■ **WHAT IS REQUIRED**: Do any lines in the data below contain "species"? If so, copy every one of them.
——
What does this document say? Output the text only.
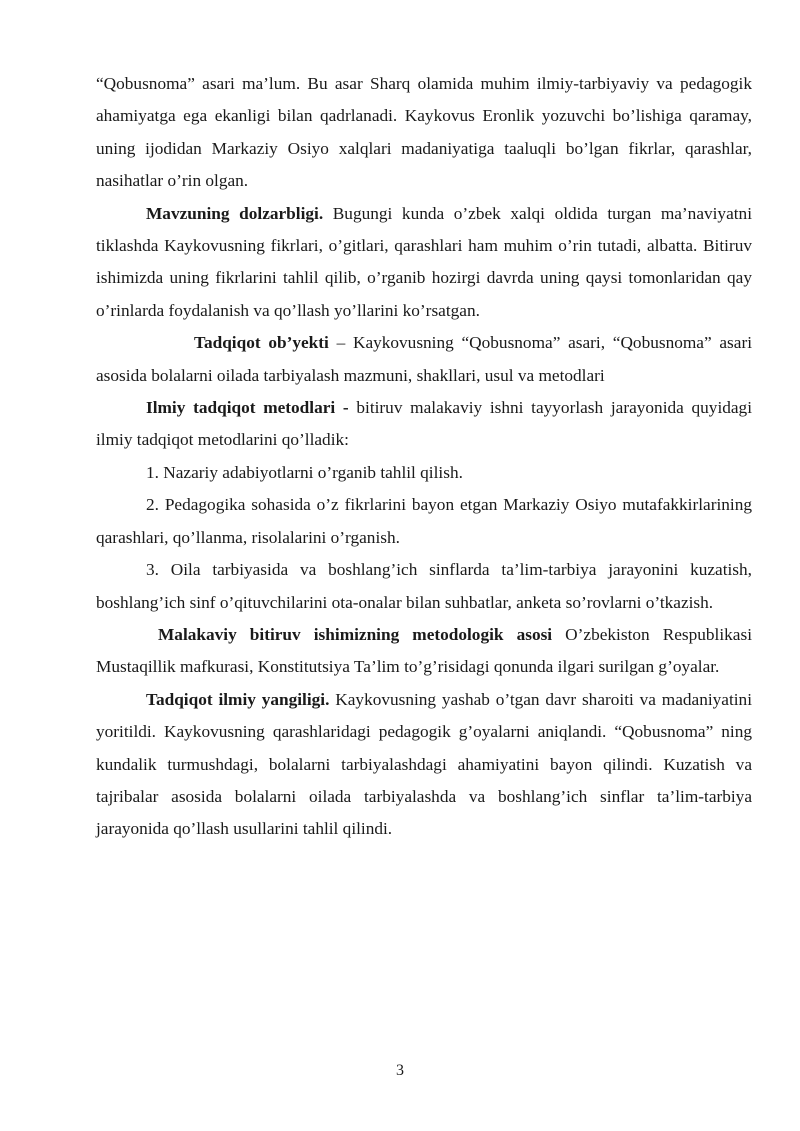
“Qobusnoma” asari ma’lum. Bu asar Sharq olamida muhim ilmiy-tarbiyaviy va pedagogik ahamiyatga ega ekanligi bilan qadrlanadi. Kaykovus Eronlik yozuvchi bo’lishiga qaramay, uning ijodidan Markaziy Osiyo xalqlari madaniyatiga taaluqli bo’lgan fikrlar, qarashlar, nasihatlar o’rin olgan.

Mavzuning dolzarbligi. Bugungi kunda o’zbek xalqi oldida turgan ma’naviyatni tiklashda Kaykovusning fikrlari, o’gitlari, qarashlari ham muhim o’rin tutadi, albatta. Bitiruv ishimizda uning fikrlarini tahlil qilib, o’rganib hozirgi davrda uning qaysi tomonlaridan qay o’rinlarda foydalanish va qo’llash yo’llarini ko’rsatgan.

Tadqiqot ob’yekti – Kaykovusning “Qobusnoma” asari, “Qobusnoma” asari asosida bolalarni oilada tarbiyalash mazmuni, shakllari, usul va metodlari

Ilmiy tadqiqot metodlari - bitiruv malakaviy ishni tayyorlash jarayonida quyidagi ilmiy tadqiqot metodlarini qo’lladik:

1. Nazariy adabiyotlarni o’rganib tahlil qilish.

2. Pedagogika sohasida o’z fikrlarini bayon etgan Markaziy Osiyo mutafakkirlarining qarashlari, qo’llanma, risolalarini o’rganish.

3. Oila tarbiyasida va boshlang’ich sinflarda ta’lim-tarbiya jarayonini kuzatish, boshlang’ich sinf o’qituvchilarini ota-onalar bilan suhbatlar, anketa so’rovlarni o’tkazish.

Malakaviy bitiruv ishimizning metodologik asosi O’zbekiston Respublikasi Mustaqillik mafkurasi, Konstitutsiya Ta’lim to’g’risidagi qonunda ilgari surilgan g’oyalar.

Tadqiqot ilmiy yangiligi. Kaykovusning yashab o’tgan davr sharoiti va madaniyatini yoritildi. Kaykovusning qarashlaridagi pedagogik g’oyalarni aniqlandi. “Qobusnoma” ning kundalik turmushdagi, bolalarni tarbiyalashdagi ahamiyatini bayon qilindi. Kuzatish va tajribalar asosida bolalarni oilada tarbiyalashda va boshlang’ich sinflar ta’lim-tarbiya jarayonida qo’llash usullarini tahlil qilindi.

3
——
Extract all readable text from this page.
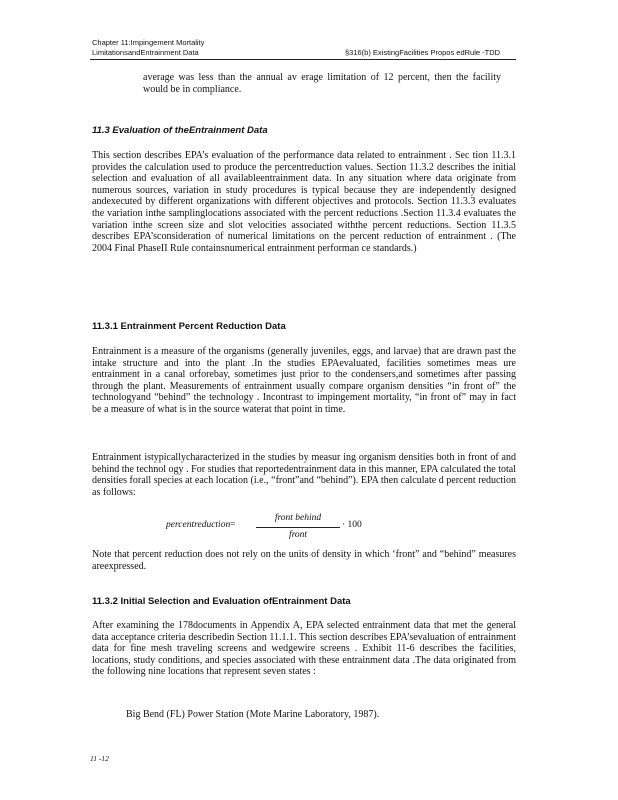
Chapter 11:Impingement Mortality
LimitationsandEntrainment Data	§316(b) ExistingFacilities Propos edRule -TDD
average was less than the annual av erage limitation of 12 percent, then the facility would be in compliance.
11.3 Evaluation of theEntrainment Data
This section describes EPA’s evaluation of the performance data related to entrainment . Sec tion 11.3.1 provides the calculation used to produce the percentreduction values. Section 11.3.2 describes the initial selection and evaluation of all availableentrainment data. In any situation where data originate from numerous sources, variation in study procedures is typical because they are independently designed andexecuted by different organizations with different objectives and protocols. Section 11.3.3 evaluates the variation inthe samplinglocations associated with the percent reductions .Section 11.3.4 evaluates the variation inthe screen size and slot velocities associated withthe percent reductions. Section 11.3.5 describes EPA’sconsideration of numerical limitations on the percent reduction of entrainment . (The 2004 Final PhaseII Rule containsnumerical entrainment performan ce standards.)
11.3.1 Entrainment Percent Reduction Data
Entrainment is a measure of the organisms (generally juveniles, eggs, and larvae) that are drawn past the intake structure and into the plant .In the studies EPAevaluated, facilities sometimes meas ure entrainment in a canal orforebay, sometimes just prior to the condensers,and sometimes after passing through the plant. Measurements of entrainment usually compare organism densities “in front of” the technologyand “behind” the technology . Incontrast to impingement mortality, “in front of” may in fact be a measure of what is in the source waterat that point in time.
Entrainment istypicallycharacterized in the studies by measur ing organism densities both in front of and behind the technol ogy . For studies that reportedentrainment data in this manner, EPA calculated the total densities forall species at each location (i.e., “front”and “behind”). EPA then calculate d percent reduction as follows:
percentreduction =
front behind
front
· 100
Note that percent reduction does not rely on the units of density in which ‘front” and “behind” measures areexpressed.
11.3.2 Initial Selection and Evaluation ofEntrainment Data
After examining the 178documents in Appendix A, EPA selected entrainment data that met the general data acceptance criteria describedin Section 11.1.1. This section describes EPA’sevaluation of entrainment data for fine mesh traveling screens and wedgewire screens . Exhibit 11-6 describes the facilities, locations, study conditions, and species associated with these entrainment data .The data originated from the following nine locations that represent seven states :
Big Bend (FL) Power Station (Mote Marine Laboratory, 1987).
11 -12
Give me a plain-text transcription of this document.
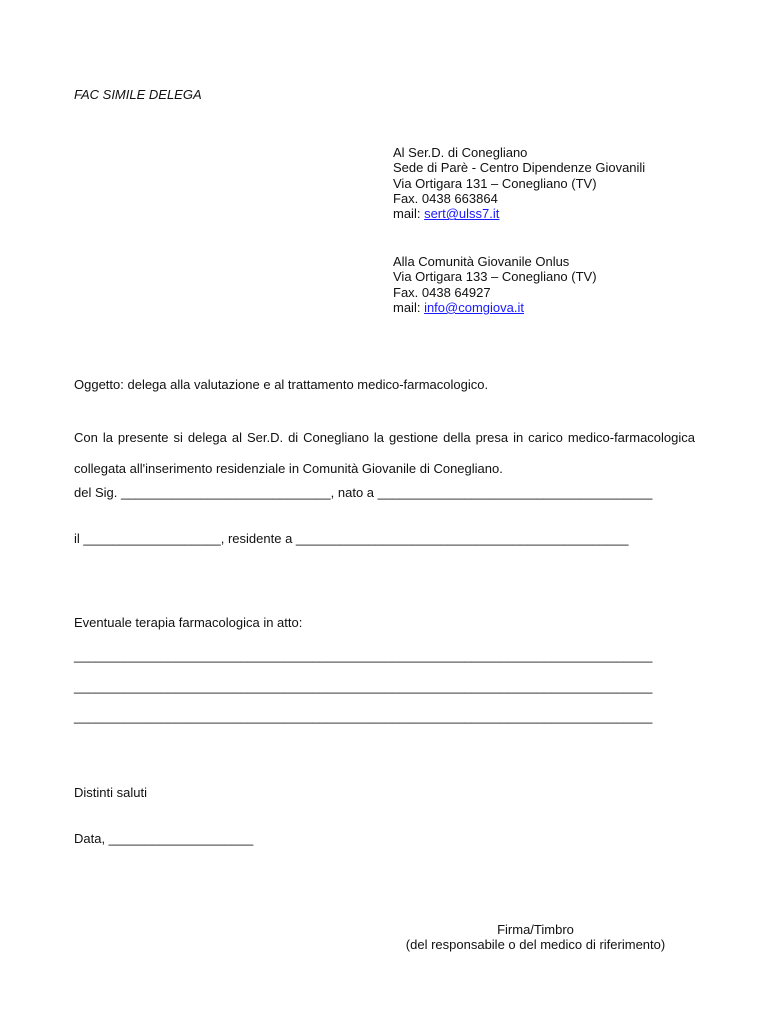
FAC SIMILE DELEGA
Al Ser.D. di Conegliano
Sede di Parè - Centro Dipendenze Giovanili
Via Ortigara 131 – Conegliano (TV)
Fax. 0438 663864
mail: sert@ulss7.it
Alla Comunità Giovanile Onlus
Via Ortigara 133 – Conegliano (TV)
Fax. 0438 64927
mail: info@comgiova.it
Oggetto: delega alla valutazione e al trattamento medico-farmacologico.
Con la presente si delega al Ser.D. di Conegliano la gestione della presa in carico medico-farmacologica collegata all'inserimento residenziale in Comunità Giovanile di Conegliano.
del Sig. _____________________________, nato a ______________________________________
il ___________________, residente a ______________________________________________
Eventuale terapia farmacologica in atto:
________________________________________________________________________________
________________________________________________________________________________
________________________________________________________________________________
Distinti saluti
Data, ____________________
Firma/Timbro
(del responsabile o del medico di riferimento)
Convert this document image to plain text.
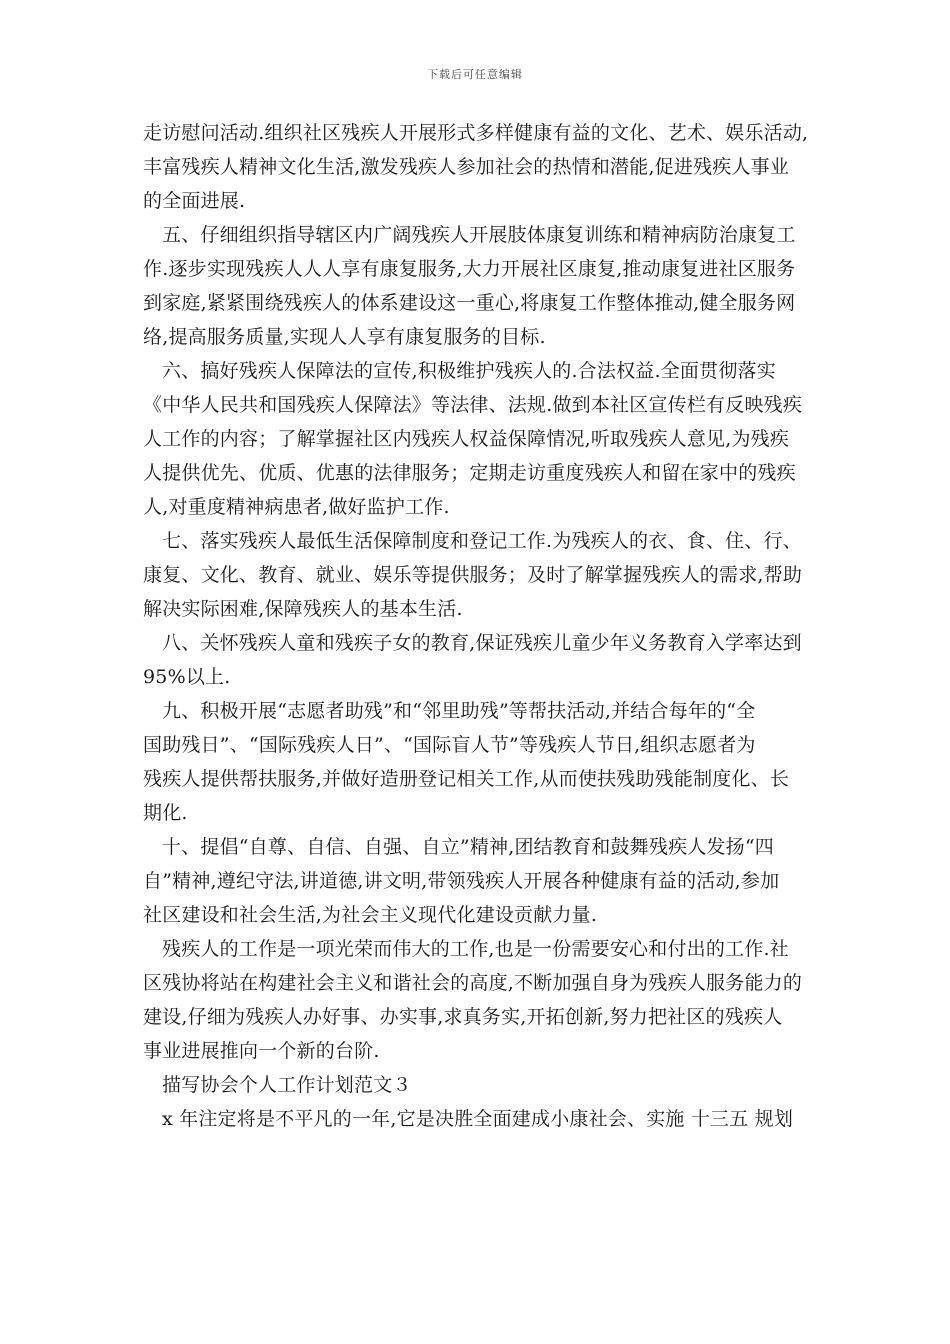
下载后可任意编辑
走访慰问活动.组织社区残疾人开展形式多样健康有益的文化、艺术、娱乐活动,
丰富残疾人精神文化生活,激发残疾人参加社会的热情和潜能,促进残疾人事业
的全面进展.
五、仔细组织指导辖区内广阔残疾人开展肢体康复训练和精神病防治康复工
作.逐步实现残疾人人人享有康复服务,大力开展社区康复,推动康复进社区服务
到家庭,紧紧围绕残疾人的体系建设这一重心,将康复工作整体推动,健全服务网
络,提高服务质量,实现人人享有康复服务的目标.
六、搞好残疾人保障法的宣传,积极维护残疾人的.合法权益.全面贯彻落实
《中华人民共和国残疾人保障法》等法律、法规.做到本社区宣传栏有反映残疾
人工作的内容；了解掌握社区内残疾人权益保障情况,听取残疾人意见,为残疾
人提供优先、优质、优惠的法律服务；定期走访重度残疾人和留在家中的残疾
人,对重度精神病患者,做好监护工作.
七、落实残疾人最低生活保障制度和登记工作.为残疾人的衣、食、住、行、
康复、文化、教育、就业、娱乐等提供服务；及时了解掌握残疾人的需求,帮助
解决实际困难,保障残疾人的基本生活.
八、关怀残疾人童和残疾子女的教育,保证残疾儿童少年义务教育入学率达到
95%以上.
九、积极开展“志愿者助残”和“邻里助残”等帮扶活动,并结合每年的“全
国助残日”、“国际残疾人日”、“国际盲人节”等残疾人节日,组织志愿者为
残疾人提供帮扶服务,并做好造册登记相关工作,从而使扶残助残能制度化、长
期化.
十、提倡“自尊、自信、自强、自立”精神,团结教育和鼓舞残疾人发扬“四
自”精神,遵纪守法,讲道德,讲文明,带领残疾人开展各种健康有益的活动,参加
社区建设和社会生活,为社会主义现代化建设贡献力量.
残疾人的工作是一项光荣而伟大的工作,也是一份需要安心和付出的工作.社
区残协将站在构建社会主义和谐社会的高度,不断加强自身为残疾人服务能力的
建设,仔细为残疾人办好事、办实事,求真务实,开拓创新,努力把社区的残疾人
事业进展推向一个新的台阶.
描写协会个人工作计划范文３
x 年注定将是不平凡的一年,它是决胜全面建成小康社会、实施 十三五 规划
——
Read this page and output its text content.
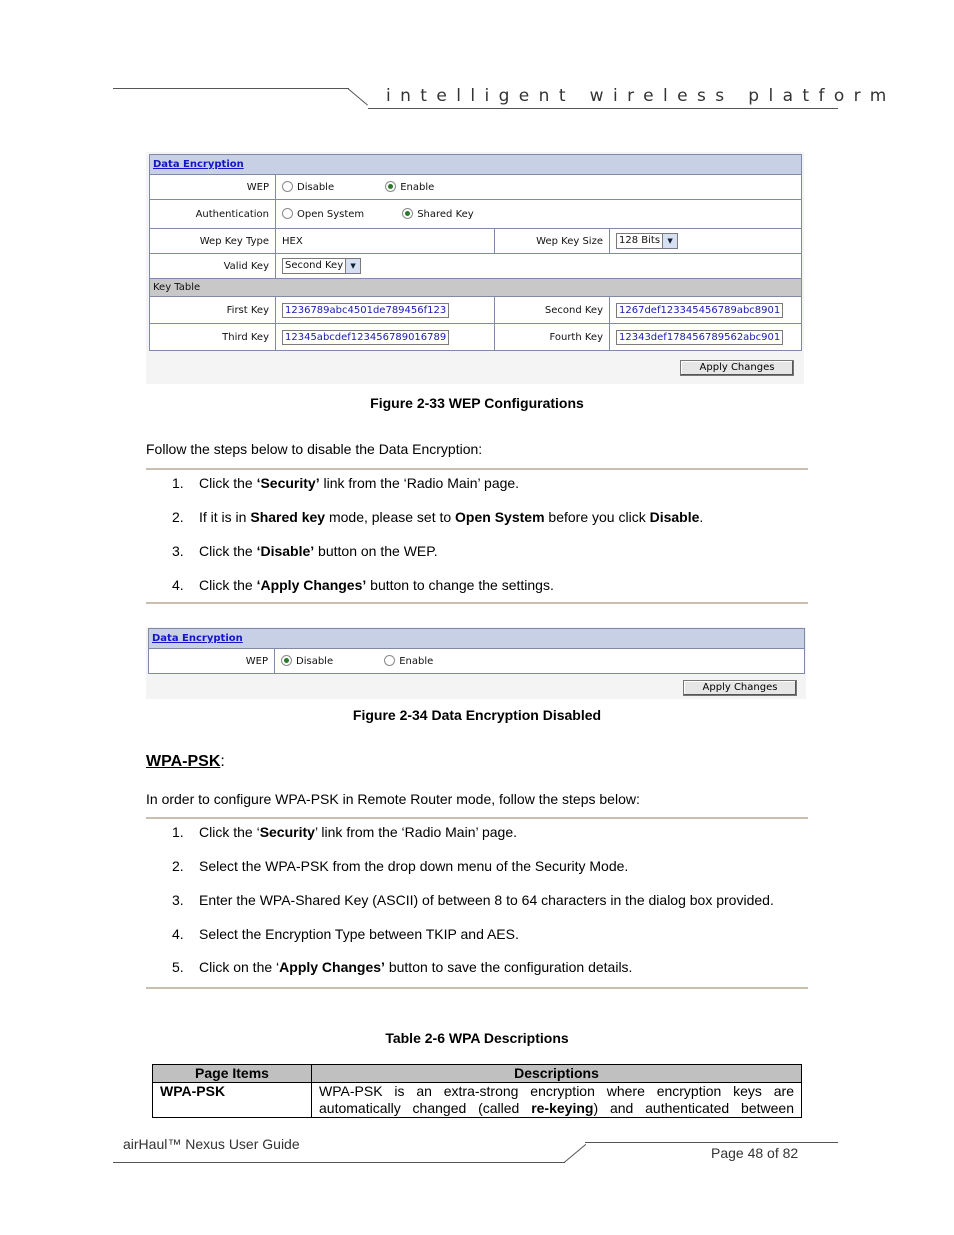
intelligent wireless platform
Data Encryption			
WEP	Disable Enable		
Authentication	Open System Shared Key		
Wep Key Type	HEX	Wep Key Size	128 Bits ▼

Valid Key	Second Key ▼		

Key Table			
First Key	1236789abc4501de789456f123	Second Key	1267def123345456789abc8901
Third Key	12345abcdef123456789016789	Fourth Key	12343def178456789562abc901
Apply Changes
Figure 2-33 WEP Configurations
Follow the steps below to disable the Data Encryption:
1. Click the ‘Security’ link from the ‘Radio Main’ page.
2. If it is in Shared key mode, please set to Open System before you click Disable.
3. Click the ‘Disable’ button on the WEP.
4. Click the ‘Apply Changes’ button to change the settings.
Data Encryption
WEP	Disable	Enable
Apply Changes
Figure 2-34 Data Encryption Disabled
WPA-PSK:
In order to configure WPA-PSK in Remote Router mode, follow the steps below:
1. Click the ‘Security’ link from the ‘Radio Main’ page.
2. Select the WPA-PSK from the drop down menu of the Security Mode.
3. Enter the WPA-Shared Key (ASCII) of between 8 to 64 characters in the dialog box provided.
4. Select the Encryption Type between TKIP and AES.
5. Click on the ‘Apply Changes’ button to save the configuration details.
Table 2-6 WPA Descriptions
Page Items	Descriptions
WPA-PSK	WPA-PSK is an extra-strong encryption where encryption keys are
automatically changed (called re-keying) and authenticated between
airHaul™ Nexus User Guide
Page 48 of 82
——
■ **WRITTEN RESPONSE**:
Entrainment istypicallycharacterized in the studies by measur ing organism densities both in front of and behind the technol ogy . For studies that reportedentrainment data in this manner, EPA calculated the total densities forall species at each location (i.e., “front”and “behind”). EPA then calculate d percent reduction as follows:
After examining the 178documents in Appendix A, EPA selected entrainment data that met the general data acceptance criteria describedin Section 11.1.1. This section describes EPA’sevaluation of entrainment data for fine mesh traveling screens and wedgewire screens . Exhibit 11-6 describes the facilities, locations, study conditions, and species associated with these entrainment data .The data originated from the following nine locations that represent seven states :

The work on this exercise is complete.